+++ DATA PROVIDED +++
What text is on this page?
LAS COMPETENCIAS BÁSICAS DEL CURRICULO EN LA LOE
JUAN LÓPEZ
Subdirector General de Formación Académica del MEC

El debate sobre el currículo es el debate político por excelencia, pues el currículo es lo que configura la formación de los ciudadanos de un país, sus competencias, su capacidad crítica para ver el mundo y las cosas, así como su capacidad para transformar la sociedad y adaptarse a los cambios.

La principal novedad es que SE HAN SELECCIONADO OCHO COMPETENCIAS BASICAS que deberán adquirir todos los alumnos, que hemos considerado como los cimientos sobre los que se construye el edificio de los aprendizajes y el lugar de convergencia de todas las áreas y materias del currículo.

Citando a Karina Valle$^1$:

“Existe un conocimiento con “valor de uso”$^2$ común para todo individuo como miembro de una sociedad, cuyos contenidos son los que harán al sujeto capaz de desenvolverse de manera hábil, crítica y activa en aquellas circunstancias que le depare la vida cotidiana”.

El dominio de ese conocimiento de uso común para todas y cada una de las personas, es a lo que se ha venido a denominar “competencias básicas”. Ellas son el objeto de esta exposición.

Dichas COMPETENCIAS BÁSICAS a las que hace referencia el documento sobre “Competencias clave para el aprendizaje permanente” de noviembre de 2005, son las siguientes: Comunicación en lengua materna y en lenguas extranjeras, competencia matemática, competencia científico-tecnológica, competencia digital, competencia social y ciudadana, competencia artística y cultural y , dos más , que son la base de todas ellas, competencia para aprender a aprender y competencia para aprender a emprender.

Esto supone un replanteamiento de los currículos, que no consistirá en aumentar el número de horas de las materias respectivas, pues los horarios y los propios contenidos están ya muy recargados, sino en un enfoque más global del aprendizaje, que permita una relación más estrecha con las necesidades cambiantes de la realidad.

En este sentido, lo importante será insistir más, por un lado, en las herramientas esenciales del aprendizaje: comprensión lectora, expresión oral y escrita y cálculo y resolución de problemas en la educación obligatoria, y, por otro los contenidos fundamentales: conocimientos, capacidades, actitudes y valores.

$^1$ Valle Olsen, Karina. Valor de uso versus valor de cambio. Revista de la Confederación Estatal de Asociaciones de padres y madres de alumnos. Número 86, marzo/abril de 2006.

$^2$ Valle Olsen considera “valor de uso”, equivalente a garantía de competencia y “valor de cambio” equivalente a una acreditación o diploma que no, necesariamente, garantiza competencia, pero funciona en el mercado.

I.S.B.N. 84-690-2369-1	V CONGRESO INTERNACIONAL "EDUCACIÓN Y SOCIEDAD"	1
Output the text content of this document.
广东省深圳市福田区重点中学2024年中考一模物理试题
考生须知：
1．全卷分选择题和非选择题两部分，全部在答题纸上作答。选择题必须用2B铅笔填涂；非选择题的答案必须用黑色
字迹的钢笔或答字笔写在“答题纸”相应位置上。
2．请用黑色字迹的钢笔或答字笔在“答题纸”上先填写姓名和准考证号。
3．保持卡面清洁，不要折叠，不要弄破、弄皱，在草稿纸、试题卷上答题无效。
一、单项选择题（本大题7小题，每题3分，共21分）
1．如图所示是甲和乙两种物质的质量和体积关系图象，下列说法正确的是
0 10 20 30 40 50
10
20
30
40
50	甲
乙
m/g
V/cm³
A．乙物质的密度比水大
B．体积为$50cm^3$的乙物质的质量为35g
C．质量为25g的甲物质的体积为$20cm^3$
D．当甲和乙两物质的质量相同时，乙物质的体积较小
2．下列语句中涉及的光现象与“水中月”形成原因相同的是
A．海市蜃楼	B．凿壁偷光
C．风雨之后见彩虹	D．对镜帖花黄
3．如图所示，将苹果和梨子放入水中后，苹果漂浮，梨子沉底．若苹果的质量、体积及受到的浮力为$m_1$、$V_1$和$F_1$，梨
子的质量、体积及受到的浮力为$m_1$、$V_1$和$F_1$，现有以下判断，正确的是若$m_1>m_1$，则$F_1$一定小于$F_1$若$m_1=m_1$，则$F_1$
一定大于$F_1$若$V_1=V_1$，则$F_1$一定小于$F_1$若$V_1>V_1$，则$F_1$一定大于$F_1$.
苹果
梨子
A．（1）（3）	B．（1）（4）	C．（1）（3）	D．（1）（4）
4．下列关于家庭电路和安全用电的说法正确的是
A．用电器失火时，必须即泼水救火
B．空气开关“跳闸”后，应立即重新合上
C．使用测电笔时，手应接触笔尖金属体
+++
### AIM OF THE TASK
Using the material above, state how many lines include the string "this". Answer with a single number.

### RESULT OF THE TASK
2